Data records.
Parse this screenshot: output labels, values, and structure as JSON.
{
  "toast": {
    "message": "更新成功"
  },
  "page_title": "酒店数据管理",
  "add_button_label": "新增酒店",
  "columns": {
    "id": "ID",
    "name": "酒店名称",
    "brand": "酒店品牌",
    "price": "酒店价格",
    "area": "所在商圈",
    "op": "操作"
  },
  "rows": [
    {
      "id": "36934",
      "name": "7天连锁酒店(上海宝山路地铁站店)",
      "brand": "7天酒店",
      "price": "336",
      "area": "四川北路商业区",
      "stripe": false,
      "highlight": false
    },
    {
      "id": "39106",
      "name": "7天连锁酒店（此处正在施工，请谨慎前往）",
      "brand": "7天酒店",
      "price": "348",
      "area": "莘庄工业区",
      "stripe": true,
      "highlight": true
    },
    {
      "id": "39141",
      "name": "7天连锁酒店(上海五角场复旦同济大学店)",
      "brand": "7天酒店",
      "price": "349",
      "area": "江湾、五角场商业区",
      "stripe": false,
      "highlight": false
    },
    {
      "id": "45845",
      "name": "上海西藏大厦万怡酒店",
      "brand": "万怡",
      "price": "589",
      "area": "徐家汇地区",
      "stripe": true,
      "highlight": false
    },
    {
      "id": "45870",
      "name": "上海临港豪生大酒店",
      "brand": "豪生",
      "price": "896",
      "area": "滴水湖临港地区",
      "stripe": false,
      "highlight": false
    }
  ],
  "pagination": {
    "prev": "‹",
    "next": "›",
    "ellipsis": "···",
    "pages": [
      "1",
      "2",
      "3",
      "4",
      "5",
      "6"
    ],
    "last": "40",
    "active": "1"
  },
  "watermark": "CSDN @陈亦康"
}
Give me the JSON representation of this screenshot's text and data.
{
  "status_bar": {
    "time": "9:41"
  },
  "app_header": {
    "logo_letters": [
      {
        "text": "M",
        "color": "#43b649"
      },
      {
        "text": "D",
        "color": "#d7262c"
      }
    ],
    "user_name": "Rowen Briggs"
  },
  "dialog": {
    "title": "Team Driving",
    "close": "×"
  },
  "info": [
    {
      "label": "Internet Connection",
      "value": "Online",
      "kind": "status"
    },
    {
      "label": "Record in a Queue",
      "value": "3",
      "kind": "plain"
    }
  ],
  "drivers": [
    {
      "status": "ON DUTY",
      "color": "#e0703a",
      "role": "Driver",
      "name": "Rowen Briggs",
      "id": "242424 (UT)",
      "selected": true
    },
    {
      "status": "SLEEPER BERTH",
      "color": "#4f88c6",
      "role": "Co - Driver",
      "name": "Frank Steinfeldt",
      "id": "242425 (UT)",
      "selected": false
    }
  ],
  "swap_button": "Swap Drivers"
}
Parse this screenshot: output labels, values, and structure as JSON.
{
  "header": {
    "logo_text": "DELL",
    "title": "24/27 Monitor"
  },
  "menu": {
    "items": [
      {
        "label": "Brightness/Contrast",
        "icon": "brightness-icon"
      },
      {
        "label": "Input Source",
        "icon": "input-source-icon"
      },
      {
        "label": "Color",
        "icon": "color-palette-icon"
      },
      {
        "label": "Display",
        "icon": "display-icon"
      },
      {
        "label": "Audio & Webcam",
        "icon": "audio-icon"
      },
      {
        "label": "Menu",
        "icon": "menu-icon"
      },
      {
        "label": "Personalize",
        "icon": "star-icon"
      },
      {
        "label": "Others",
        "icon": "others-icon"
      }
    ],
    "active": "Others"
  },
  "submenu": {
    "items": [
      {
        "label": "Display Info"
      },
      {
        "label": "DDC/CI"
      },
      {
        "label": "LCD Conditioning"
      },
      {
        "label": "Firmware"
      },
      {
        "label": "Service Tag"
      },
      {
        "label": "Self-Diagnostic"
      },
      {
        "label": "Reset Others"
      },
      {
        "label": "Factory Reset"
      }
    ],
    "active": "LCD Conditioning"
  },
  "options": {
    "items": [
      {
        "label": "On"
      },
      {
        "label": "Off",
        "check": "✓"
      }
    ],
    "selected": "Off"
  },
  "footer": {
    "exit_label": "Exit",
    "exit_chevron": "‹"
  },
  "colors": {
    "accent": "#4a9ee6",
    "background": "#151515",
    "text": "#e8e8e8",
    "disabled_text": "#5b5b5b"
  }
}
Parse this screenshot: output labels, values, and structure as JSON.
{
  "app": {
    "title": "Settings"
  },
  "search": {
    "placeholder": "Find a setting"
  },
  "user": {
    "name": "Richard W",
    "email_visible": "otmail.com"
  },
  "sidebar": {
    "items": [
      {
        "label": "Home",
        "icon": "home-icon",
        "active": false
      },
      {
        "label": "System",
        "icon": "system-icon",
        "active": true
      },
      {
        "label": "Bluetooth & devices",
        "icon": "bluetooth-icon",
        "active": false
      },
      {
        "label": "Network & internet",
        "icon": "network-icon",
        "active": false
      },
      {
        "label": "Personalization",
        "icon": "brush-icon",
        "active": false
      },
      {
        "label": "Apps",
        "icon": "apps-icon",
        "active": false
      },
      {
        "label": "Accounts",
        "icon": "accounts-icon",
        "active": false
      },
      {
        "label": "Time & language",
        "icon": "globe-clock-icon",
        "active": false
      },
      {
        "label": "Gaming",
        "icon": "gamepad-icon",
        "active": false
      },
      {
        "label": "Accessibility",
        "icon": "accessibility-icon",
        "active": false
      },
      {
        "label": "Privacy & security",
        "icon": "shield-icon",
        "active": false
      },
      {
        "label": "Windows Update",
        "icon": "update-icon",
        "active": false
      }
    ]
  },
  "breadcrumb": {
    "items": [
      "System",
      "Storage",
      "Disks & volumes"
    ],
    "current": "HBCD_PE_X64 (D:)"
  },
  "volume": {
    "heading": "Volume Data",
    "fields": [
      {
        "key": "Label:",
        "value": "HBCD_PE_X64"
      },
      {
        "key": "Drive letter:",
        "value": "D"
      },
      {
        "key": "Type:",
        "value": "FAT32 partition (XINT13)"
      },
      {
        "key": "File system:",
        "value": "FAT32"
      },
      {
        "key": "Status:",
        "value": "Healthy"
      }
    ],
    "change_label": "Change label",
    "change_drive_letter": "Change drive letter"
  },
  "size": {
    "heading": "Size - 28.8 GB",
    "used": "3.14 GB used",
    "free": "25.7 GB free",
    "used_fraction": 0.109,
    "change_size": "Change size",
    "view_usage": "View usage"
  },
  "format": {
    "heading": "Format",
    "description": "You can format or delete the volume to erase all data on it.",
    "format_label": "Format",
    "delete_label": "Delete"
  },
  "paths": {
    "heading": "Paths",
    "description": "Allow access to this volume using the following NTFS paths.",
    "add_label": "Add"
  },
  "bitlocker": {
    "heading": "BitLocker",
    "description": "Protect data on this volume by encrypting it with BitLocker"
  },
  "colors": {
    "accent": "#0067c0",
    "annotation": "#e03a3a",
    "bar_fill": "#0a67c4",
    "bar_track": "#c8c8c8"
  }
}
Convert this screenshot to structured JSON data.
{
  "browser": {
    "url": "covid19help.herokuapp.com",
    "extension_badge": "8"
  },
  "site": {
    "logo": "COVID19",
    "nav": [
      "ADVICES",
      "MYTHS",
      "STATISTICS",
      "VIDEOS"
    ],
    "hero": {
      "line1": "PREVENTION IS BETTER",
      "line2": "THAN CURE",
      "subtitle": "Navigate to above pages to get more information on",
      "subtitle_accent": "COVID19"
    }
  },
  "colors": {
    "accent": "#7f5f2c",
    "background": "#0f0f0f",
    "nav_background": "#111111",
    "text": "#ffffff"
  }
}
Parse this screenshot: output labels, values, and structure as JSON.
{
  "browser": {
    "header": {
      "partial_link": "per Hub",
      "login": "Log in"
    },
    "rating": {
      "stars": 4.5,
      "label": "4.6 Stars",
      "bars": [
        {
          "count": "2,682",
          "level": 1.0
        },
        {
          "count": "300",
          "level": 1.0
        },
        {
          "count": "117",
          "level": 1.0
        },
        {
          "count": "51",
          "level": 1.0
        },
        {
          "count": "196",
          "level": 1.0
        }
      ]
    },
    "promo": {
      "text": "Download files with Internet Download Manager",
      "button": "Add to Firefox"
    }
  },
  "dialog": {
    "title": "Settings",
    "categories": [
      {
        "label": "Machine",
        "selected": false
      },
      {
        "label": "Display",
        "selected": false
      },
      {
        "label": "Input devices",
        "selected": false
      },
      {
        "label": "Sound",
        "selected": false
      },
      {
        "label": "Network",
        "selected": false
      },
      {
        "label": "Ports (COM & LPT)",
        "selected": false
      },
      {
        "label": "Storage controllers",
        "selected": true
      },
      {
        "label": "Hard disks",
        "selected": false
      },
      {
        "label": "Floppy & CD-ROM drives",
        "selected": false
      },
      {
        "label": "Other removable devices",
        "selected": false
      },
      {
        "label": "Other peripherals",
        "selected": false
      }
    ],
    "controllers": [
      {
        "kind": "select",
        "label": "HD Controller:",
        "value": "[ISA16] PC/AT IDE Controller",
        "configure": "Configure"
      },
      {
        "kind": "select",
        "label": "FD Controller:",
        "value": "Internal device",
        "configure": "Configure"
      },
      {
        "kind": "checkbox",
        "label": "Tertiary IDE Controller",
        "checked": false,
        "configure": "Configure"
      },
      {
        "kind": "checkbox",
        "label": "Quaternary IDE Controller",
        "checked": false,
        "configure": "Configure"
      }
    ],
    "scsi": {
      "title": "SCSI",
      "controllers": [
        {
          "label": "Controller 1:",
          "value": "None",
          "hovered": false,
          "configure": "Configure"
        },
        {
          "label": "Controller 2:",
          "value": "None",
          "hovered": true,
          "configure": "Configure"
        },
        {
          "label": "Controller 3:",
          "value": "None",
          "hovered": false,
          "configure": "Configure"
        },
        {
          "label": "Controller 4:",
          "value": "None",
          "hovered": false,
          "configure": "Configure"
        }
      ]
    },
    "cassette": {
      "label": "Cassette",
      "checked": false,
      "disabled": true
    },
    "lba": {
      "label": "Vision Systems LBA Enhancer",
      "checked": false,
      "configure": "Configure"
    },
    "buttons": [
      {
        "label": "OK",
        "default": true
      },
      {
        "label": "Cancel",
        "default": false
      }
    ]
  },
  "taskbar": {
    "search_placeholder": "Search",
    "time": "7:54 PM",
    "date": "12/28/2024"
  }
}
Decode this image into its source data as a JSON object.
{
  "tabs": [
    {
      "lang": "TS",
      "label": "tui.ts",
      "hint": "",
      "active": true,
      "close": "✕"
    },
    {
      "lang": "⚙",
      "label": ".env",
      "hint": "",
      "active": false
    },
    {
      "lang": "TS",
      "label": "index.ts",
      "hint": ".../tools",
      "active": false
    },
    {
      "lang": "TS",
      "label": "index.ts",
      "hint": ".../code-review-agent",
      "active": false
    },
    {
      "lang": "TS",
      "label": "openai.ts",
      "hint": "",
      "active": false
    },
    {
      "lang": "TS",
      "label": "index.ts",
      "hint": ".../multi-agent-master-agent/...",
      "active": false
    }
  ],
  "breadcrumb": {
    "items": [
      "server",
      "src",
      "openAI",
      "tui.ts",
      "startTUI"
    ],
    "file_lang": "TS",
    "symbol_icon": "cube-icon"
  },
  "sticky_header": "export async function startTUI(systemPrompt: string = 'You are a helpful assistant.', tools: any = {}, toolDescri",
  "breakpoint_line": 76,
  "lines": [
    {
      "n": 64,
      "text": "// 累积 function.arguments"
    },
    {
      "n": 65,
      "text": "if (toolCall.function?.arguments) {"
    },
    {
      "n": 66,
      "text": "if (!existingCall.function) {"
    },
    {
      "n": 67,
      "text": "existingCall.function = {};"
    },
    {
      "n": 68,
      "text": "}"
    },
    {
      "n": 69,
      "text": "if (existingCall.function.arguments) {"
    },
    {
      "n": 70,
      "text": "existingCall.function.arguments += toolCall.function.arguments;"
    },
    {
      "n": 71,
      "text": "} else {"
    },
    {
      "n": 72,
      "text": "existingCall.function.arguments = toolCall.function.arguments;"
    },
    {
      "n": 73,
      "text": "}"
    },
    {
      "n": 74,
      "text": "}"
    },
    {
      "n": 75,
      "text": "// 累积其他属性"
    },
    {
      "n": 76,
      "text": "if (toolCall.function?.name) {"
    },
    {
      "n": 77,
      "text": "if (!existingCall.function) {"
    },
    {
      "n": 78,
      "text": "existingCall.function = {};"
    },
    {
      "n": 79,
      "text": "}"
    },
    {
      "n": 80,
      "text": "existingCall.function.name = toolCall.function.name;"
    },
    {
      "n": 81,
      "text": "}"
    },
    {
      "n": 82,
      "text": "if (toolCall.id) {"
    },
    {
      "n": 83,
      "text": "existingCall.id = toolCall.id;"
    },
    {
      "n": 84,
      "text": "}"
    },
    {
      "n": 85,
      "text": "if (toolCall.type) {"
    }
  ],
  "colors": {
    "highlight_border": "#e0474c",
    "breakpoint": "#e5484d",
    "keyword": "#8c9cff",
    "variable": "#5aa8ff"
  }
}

WORK INSTRUCTIONS. Show every line in the records above that contains the word "description".

FULL RESPONSE.
    "description": "You can format or delete the volume to erase all data on it.",
    "description": "Allow access to this volume using the following NTFS paths.",
    "description": "Protect data on this volume by encrypting it with BitLocker"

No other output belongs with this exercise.